(Dataset entries)
*****

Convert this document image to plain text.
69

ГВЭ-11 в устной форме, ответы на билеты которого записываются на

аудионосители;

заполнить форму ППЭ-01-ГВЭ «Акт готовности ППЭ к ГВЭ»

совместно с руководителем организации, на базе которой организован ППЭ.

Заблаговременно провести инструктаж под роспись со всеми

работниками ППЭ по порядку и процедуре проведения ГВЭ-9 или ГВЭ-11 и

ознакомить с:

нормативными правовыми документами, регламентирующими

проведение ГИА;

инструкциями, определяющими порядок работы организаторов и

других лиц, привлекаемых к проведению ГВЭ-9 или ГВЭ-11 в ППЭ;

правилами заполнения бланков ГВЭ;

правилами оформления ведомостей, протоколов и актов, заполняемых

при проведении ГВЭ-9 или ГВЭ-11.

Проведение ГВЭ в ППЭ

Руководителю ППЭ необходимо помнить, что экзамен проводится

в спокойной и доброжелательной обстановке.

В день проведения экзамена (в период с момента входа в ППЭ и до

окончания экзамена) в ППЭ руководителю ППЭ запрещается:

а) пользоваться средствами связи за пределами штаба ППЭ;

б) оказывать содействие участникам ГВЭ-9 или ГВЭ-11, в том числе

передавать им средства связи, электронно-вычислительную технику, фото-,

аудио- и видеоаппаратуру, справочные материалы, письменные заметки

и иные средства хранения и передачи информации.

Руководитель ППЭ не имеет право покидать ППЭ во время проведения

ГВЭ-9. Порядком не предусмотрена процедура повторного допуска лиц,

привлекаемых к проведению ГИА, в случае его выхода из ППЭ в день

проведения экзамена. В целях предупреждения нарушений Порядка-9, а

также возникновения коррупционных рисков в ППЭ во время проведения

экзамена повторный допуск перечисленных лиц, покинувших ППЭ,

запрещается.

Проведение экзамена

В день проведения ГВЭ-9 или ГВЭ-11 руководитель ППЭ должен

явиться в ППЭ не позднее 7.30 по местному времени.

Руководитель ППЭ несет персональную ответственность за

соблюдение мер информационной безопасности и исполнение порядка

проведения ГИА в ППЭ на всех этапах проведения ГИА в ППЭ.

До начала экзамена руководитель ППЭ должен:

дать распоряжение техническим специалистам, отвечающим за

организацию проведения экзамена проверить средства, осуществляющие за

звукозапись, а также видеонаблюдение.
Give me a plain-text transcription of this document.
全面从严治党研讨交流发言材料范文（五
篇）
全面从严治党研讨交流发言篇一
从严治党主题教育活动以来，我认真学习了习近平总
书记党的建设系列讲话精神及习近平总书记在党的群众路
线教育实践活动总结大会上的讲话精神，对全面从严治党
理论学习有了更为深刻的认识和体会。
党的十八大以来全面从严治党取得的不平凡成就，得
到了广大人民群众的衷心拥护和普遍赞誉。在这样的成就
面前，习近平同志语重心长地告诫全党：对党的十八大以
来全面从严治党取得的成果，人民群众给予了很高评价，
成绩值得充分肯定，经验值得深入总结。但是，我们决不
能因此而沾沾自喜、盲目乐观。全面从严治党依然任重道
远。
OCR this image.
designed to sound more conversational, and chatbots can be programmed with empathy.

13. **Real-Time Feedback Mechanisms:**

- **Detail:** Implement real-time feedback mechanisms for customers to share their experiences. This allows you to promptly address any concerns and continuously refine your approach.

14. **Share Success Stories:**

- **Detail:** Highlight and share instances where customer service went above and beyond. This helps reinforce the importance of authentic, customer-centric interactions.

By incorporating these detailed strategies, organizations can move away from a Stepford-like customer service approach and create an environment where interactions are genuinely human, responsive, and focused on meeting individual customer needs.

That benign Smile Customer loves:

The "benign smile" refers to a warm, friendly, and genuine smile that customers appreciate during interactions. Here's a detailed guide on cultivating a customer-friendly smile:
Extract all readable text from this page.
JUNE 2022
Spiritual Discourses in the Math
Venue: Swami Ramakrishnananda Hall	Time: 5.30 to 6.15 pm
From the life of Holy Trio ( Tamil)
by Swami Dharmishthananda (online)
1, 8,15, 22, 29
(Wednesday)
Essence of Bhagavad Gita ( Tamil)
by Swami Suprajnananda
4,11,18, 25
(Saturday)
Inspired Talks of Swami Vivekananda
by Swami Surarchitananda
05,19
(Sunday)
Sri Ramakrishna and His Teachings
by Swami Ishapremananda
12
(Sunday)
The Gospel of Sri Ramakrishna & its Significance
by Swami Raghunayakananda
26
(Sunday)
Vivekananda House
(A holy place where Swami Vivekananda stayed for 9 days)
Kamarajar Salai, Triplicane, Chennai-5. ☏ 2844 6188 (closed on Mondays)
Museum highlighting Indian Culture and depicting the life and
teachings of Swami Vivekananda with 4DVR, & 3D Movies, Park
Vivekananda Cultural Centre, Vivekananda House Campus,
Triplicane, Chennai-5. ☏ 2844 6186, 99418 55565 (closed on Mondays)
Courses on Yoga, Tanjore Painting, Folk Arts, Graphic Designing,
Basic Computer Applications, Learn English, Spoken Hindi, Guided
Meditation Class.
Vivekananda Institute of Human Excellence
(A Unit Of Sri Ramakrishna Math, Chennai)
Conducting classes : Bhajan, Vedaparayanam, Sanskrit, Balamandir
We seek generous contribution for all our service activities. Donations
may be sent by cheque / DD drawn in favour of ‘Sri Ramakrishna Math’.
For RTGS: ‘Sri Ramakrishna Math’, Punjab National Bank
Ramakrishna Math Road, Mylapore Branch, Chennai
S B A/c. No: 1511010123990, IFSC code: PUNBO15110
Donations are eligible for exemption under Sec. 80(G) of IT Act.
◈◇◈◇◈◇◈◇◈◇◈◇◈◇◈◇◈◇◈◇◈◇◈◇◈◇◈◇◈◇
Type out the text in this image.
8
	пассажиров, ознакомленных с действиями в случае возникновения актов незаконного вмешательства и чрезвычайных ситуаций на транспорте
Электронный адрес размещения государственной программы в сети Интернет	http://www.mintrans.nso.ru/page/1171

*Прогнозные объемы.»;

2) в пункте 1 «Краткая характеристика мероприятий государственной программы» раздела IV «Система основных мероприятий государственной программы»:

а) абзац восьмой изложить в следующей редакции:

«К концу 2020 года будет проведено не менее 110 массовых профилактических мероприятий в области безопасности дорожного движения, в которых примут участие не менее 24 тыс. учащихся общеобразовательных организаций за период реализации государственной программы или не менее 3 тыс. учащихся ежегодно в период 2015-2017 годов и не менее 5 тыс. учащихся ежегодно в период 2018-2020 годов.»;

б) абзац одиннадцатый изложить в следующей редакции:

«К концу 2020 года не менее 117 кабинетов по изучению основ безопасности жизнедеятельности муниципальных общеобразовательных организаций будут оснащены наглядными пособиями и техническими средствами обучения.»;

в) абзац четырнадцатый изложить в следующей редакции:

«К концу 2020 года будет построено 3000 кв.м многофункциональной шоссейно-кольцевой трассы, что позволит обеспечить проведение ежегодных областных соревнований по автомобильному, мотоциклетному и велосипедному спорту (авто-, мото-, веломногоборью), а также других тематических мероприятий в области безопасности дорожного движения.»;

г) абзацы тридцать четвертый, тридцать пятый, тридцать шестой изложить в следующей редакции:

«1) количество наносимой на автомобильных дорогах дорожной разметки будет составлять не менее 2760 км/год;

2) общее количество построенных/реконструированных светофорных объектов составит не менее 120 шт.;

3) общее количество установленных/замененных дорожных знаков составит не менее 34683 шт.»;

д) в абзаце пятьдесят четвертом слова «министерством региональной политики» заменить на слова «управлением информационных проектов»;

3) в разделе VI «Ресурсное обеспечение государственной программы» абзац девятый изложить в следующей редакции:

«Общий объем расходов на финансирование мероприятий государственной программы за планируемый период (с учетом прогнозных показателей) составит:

*****

Given instruction: Could you quote the material above in full, exactly as it stands?

The output:
Convert this document image to plain text.
69

ГВЭ-11 в устной форме, ответы на билеты которого записываются на

аудионосители;

заполнить форму ППЭ-01-ГВЭ «Акт готовности ППЭ к ГВЭ»

совместно с руководителем организации, на базе которой организован ППЭ.

Заблаговременно провести инструктаж под роспись со всеми

работниками ППЭ по порядку и процедуре проведения ГВЭ-9 или ГВЭ-11 и

ознакомить с:

нормативными правовыми документами, регламентирующими

проведение ГИА;

инструкциями, определяющими порядок работы организаторов и

других лиц, привлекаемых к проведению ГВЭ-9 или ГВЭ-11 в ППЭ;

правилами заполнения бланков ГВЭ;

правилами оформления ведомостей, протоколов и актов, заполняемых

при проведении ГВЭ-9 или ГВЭ-11.

Проведение ГВЭ в ППЭ

Руководителю ППЭ необходимо помнить, что экзамен проводится

в спокойной и доброжелательной обстановке.

В день проведения экзамена (в период с момента входа в ППЭ и до

окончания экзамена) в ППЭ руководителю ППЭ запрещается:

а) пользоваться средствами связи за пределами штаба ППЭ;

б) оказывать содействие участникам ГВЭ-9 или ГВЭ-11, в том числе

передавать им средства связи, электронно-вычислительную технику, фото-,

аудио- и видеоаппаратуру, справочные материалы, письменные заметки

и иные средства хранения и передачи информации.

Руководитель ППЭ не имеет право покидать ППЭ во время проведения

ГВЭ-9. Порядком не предусмотрена процедура повторного допуска лиц,

привлекаемых к проведению ГИА, в случае его выхода из ППЭ в день

проведения экзамена. В целях предупреждения нарушений Порядка-9, а

также возникновения коррупционных рисков в ППЭ во время проведения

экзамена повторный допуск перечисленных лиц, покинувших ППЭ,

запрещается.

Проведение экзамена

В день проведения ГВЭ-9 или ГВЭ-11 руководитель ППЭ должен

явиться в ППЭ не позднее 7.30 по местному времени.

Руководитель ППЭ несет персональную ответственность за

соблюдение мер информационной безопасности и исполнение порядка

проведения ГИА в ППЭ на всех этапах проведения ГИА в ППЭ.

До начала экзамена руководитель ППЭ должен:

дать распоряжение техническим специалистам, отвечающим за

организацию проведения экзамена проверить средства, осуществляющие за

звукозапись, а также видеонаблюдение.
Give me a plain-text transcription of this document.
全面从严治党研讨交流发言材料范文（五
篇）
全面从严治党研讨交流发言篇一
从严治党主题教育活动以来，我认真学习了习近平总
书记党的建设系列讲话精神及习近平总书记在党的群众路
线教育实践活动总结大会上的讲话精神，对全面从严治党
理论学习有了更为深刻的认识和体会。
党的十八大以来全面从严治党取得的不平凡成就，得
到了广大人民群众的衷心拥护和普遍赞誉。在这样的成就
面前，习近平同志语重心长地告诫全党：对党的十八大以
来全面从严治党取得的成果，人民群众给予了很高评价，
成绩值得充分肯定，经验值得深入总结。但是，我们决不
能因此而沾沾自喜、盲目乐观。全面从严治党依然任重道
远。
OCR this image.
designed to sound more conversational, and chatbots can be programmed with empathy.

13. **Real-Time Feedback Mechanisms:**

- **Detail:** Implement real-time feedback mechanisms for customers to share their experiences. This allows you to promptly address any concerns and continuously refine your approach.

14. **Share Success Stories:**

- **Detail:** Highlight and share instances where customer service went above and beyond. This helps reinforce the importance of authentic, customer-centric interactions.

By incorporating these detailed strategies, organizations can move away from a Stepford-like customer service approach and create an environment where interactions are genuinely human, responsive, and focused on meeting individual customer needs.

That benign Smile Customer loves:

The "benign smile" refers to a warm, friendly, and genuine smile that customers appreciate during interactions. Here's a detailed guide on cultivating a customer-friendly smile:
Extract all readable text from this page.
JUNE 2022
Spiritual Discourses in the Math
Venue: Swami Ramakrishnananda Hall	Time: 5.30 to 6.15 pm
From the life of Holy Trio ( Tamil)
by Swami Dharmishthananda (online)
1, 8,15, 22, 29
(Wednesday)
Essence of Bhagavad Gita ( Tamil)
by Swami Suprajnananda
4,11,18, 25
(Saturday)
Inspired Talks of Swami Vivekananda
by Swami Surarchitananda
05,19
(Sunday)
Sri Ramakrishna and His Teachings
by Swami Ishapremananda
12
(Sunday)
The Gospel of Sri Ramakrishna & its Significance
by Swami Raghunayakananda
26
(Sunday)
Vivekananda House
(A holy place where Swami Vivekananda stayed for 9 days)
Kamarajar Salai, Triplicane, Chennai-5. ☏ 2844 6188 (closed on Mondays)
Museum highlighting Indian Culture and depicting the life and
teachings of Swami Vivekananda with 4DVR, & 3D Movies, Park
Vivekananda Cultural Centre, Vivekananda House Campus,
Triplicane, Chennai-5. ☏ 2844 6186, 99418 55565 (closed on Mondays)
Courses on Yoga, Tanjore Painting, Folk Arts, Graphic Designing,
Basic Computer Applications, Learn English, Spoken Hindi, Guided
Meditation Class.
Vivekananda Institute of Human Excellence
(A Unit Of Sri Ramakrishna Math, Chennai)
Conducting classes : Bhajan, Vedaparayanam, Sanskrit, Balamandir
We seek generous contribution for all our service activities. Donations
may be sent by cheque / DD drawn in favour of ‘Sri Ramakrishna Math’.
For RTGS: ‘Sri Ramakrishna Math’, Punjab National Bank
Ramakrishna Math Road, Mylapore Branch, Chennai
S B A/c. No: 1511010123990, IFSC code: PUNBO15110
Donations are eligible for exemption under Sec. 80(G) of IT Act.
◈◇◈◇◈◇◈◇◈◇◈◇◈◇◈◇◈◇◈◇◈◇◈◇◈◇◈◇◈◇
Type out the text in this image.
8
	пассажиров, ознакомленных с действиями в случае возникновения актов незаконного вмешательства и чрезвычайных ситуаций на транспорте
Электронный адрес размещения государственной программы в сети Интернет	http://www.mintrans.nso.ru/page/1171

*Прогнозные объемы.»;

2) в пункте 1 «Краткая характеристика мероприятий государственной программы» раздела IV «Система основных мероприятий государственной программы»:

а) абзац восьмой изложить в следующей редакции:

«К концу 2020 года будет проведено не менее 110 массовых профилактических мероприятий в области безопасности дорожного движения, в которых примут участие не менее 24 тыс. учащихся общеобразовательных организаций за период реализации государственной программы или не менее 3 тыс. учащихся ежегодно в период 2015-2017 годов и не менее 5 тыс. учащихся ежегодно в период 2018-2020 годов.»;

б) абзац одиннадцатый изложить в следующей редакции:

«К концу 2020 года не менее 117 кабинетов по изучению основ безопасности жизнедеятельности муниципальных общеобразовательных организаций будут оснащены наглядными пособиями и техническими средствами обучения.»;

в) абзац четырнадцатый изложить в следующей редакции:

«К концу 2020 года будет построено 3000 кв.м многофункциональной шоссейно-кольцевой трассы, что позволит обеспечить проведение ежегодных областных соревнований по автомобильному, мотоциклетному и велосипедному спорту (авто-, мото-, веломногоборью), а также других тематических мероприятий в области безопасности дорожного движения.»;

г) абзацы тридцать четвертый, тридцать пятый, тридцать шестой изложить в следующей редакции:

«1) количество наносимой на автомобильных дорогах дорожной разметки будет составлять не менее 2760 км/год;

2) общее количество построенных/реконструированных светофорных объектов составит не менее 120 шт.;

3) общее количество установленных/замененных дорожных знаков составит не менее 34683 шт.»;

д) в абзаце пятьдесят четвертом слова «министерством региональной политики» заменить на слова «управлением информационных проектов»;

3) в разделе VI «Ресурсное обеспечение государственной программы» абзац девятый изложить в следующей редакции:

«Общий объем расходов на финансирование мероприятий государственной программы за планируемый период (с учетом прогнозных показателей) составит:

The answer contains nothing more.